§ **Aim of the task**
Retype the data below without altering anything.

Dataset records:
▼▼▼

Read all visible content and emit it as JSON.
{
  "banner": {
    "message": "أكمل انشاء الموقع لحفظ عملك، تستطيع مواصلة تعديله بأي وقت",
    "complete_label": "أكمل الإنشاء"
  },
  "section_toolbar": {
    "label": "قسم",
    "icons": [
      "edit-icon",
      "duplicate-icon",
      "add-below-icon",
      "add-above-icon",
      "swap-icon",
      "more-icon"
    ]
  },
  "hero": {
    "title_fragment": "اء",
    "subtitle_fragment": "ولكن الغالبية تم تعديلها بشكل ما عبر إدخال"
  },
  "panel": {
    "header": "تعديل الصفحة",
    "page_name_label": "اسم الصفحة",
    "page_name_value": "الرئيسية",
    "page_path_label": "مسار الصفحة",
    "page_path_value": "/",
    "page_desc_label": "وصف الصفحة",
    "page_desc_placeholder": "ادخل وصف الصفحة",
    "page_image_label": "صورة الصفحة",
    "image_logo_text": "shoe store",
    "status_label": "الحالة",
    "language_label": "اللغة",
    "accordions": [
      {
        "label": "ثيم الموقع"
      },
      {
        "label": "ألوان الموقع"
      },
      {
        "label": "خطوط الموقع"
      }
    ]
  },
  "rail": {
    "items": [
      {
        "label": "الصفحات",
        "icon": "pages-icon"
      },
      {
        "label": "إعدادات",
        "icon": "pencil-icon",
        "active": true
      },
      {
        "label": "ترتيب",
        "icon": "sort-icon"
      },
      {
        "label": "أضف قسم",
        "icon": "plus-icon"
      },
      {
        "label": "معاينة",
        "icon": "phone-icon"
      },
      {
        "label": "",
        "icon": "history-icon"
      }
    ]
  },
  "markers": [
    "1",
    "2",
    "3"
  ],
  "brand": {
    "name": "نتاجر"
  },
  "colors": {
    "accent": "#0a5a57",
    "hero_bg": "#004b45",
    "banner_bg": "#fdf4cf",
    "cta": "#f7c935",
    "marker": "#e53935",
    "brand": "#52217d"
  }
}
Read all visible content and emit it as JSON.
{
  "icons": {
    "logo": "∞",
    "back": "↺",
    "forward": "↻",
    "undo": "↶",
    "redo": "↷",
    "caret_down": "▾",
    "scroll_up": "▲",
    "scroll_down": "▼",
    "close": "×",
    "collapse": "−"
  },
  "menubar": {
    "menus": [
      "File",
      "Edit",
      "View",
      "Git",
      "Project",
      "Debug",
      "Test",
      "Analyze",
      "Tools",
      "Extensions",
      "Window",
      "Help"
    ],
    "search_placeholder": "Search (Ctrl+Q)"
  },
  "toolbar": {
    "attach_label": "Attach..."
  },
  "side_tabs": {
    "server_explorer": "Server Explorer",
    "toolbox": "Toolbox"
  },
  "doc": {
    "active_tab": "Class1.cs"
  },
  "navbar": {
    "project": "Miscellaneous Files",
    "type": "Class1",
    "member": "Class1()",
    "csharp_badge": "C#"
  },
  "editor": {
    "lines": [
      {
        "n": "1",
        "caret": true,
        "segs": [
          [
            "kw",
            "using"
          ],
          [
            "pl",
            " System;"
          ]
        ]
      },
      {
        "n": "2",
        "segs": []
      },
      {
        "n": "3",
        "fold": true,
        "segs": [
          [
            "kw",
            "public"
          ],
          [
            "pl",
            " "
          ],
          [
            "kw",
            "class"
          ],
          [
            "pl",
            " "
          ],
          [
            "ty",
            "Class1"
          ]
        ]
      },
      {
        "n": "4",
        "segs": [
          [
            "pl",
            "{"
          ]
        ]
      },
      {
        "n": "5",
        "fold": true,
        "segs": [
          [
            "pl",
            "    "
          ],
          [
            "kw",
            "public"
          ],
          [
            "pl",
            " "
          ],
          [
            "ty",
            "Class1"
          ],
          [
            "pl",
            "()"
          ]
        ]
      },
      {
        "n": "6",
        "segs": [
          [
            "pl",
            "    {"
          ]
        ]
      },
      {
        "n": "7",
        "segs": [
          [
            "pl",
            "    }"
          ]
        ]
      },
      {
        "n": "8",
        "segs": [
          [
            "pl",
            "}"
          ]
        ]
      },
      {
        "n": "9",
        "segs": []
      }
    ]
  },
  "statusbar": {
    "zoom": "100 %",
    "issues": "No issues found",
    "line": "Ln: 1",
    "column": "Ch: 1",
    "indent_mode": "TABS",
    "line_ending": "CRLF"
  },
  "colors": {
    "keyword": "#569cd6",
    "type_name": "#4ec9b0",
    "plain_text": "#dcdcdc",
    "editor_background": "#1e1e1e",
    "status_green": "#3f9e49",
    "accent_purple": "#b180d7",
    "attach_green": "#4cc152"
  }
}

▲▲▲

§ **Reply**
Read all visible content and emit it as JSON.
{
  "banner": {
    "message": "أكمل انشاء الموقع لحفظ عملك، تستطيع مواصلة تعديله بأي وقت",
    "complete_label": "أكمل الإنشاء"
  },
  "section_toolbar": {
    "label": "قسم",
    "icons": [
      "edit-icon",
      "duplicate-icon",
      "add-below-icon",
      "add-above-icon",
      "swap-icon",
      "more-icon"
    ]
  },
  "hero": {
    "title_fragment": "اء",
    "subtitle_fragment": "ولكن الغالبية تم تعديلها بشكل ما عبر إدخال"
  },
  "panel": {
    "header": "تعديل الصفحة",
    "page_name_label": "اسم الصفحة",
    "page_name_value": "الرئيسية",
    "page_path_label": "مسار الصفحة",
    "page_path_value": "/",
    "page_desc_label": "وصف الصفحة",
    "page_desc_placeholder": "ادخل وصف الصفحة",
    "page_image_label": "صورة الصفحة",
    "image_logo_text": "shoe store",
    "status_label": "الحالة",
    "language_label": "اللغة",
    "accordions": [
      {
        "label": "ثيم الموقع"
      },
      {
        "label": "ألوان الموقع"
      },
      {
        "label": "خطوط الموقع"
      }
    ]
  },
  "rail": {
    "items": [
      {
        "label": "الصفحات",
        "icon": "pages-icon"
      },
      {
        "label": "إعدادات",
        "icon": "pencil-icon",
        "active": true
      },
      {
        "label": "ترتيب",
        "icon": "sort-icon"
      },
      {
        "label": "أضف قسم",
        "icon": "plus-icon"
      },
      {
        "label": "معاينة",
        "icon": "phone-icon"
      },
      {
        "label": "",
        "icon": "history-icon"
      }
    ]
  },
  "markers": [
    "1",
    "2",
    "3"
  ],
  "brand": {
    "name": "نتاجر"
  },
  "colors": {
    "accent": "#0a5a57",
    "hero_bg": "#004b45",
    "banner_bg": "#fdf4cf",
    "cta": "#f7c935",
    "marker": "#e53935",
    "brand": "#52217d"
  }
}
Read all visible content and emit it as JSON.
{
  "icons": {
    "logo": "∞",
    "back": "↺",
    "forward": "↻",
    "undo": "↶",
    "redo": "↷",
    "caret_down": "▾",
    "scroll_up": "▲",
    "scroll_down": "▼",
    "close": "×",
    "collapse": "−"
  },
  "menubar": {
    "menus": [
      "File",
      "Edit",
      "View",
      "Git",
      "Project",
      "Debug",
      "Test",
      "Analyze",
      "Tools",
      "Extensions",
      "Window",
      "Help"
    ],
    "search_placeholder": "Search (Ctrl+Q)"
  },
  "toolbar": {
    "attach_label": "Attach..."
  },
  "side_tabs": {
    "server_explorer": "Server Explorer",
    "toolbox": "Toolbox"
  },
  "doc": {
    "active_tab": "Class1.cs"
  },
  "navbar": {
    "project": "Miscellaneous Files",
    "type": "Class1",
    "member": "Class1()",
    "csharp_badge": "C#"
  },
  "editor": {
    "lines": [
      {
        "n": "1",
        "caret": true,
        "segs": [
          [
            "kw",
            "using"
          ],
          [
            "pl",
            " System;"
          ]
        ]
      },
      {
        "n": "2",
        "segs": []
      },
      {
        "n": "3",
        "fold": true,
        "segs": [
          [
            "kw",
            "public"
          ],
          [
            "pl",
            " "
          ],
          [
            "kw",
            "class"
          ],
          [
            "pl",
            " "
          ],
          [
            "ty",
            "Class1"
          ]
        ]
      },
      {
        "n": "4",
        "segs": [
          [
            "pl",
            "{"
          ]
        ]
      },
      {
        "n": "5",
        "fold": true,
        "segs": [
          [
            "pl",
            "    "
          ],
          [
            "kw",
            "public"
          ],
          [
            "pl",
            " "
          ],
          [
            "ty",
            "Class1"
          ],
          [
            "pl",
            "()"
          ]
        ]
      },
      {
        "n": "6",
        "segs": [
          [
            "pl",
            "    {"
          ]
        ]
      },
      {
        "n": "7",
        "segs": [
          [
            "pl",
            "    }"
          ]
        ]
      },
      {
        "n": "8",
        "segs": [
          [
            "pl",
            "}"
          ]
        ]
      },
      {
        "n": "9",
        "segs": []
      }
    ]
  },
  "statusbar": {
    "zoom": "100 %",
    "issues": "No issues found",
    "line": "Ln: 1",
    "column": "Ch: 1",
    "indent_mode": "TABS",
    "line_ending": "CRLF"
  },
  "colors": {
    "keyword": "#569cd6",
    "type_name": "#4ec9b0",
    "plain_text": "#dcdcdc",
    "editor_background": "#1e1e1e",
    "status_green": "#3f9e49",
    "accent_purple": "#b180d7",
    "attach_green": "#4cc152"
  }
}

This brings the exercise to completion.